══ Data shown

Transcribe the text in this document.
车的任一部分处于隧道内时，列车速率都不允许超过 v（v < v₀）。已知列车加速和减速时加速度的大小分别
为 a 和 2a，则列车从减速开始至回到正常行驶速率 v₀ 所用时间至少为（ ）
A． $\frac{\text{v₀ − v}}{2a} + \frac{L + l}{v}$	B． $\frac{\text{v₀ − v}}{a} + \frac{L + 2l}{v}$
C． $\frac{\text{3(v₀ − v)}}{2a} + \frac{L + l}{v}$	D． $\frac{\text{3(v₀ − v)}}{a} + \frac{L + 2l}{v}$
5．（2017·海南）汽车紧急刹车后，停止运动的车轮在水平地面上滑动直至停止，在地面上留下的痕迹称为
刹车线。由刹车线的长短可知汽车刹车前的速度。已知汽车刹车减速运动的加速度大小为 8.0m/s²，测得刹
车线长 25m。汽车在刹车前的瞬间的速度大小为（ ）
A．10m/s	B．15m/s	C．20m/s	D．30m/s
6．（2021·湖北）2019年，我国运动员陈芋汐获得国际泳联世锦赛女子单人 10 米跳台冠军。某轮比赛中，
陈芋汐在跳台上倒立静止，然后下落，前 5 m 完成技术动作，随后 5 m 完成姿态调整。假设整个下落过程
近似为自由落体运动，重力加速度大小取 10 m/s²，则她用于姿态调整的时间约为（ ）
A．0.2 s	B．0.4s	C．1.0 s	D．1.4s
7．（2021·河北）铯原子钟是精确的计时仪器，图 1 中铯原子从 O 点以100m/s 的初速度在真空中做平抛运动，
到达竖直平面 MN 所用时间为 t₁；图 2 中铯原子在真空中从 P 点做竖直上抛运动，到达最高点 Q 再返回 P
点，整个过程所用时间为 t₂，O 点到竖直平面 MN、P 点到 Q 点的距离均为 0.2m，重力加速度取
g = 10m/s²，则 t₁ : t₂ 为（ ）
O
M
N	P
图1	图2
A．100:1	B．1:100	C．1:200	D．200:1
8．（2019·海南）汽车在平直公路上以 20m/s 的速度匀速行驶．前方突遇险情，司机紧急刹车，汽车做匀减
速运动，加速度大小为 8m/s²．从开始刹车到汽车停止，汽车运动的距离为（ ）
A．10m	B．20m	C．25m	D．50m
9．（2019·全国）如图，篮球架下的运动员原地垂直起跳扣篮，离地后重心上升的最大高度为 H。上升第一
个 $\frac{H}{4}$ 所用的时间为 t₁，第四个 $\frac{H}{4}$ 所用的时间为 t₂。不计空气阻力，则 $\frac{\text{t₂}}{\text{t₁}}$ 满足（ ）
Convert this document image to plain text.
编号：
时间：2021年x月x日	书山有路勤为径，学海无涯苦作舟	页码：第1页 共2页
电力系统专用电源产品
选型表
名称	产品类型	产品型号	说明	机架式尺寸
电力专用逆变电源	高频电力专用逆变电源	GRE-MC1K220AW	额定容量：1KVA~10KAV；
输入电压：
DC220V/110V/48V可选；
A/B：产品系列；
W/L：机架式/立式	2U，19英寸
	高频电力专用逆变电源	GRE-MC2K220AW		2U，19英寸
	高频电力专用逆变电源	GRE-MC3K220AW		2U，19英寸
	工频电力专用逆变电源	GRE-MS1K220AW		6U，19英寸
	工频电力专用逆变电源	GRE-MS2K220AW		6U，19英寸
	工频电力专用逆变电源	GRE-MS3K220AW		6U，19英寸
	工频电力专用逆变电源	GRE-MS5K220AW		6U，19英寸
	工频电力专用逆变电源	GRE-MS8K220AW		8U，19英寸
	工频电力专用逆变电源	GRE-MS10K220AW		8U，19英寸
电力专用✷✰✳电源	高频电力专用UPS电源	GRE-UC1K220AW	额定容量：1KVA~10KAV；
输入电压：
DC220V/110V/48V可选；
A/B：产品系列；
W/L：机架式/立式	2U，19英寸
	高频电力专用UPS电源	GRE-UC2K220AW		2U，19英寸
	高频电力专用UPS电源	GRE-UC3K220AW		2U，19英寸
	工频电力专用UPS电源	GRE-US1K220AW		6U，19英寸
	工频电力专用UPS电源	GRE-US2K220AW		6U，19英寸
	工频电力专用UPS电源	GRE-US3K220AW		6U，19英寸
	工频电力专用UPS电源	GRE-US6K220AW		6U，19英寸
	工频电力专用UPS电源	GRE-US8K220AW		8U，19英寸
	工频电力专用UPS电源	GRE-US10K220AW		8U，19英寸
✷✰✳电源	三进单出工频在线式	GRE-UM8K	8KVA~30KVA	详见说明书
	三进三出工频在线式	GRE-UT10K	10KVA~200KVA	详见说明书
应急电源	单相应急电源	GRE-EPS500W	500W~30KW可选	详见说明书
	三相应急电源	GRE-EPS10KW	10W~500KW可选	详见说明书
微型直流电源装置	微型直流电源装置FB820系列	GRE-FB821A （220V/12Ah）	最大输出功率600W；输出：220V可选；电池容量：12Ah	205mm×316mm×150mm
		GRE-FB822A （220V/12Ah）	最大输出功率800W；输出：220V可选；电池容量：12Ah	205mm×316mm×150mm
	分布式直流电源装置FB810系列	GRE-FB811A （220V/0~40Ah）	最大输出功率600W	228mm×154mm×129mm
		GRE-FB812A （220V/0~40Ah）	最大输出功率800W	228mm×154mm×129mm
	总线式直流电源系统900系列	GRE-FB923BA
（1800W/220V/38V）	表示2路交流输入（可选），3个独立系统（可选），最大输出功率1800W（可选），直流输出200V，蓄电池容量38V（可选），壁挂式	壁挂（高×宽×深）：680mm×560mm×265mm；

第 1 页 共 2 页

════

Aim>
Find the string "详见说明书" in the records, then copy each line where it occurs.

Worked solution>
✷✰✳电源	三进单出工频在线式	GRE-UM8K	8KVA~30KVA	详见说明书
	三进三出工频在线式	GRE-UT10K	10KVA~200KVA	详见说明书
应急电源	单相应急电源	GRE-EPS500W	500W~30KW可选	详见说明书
	三相应急电源	GRE-EPS10KW	10W~500KW可选	详见说明书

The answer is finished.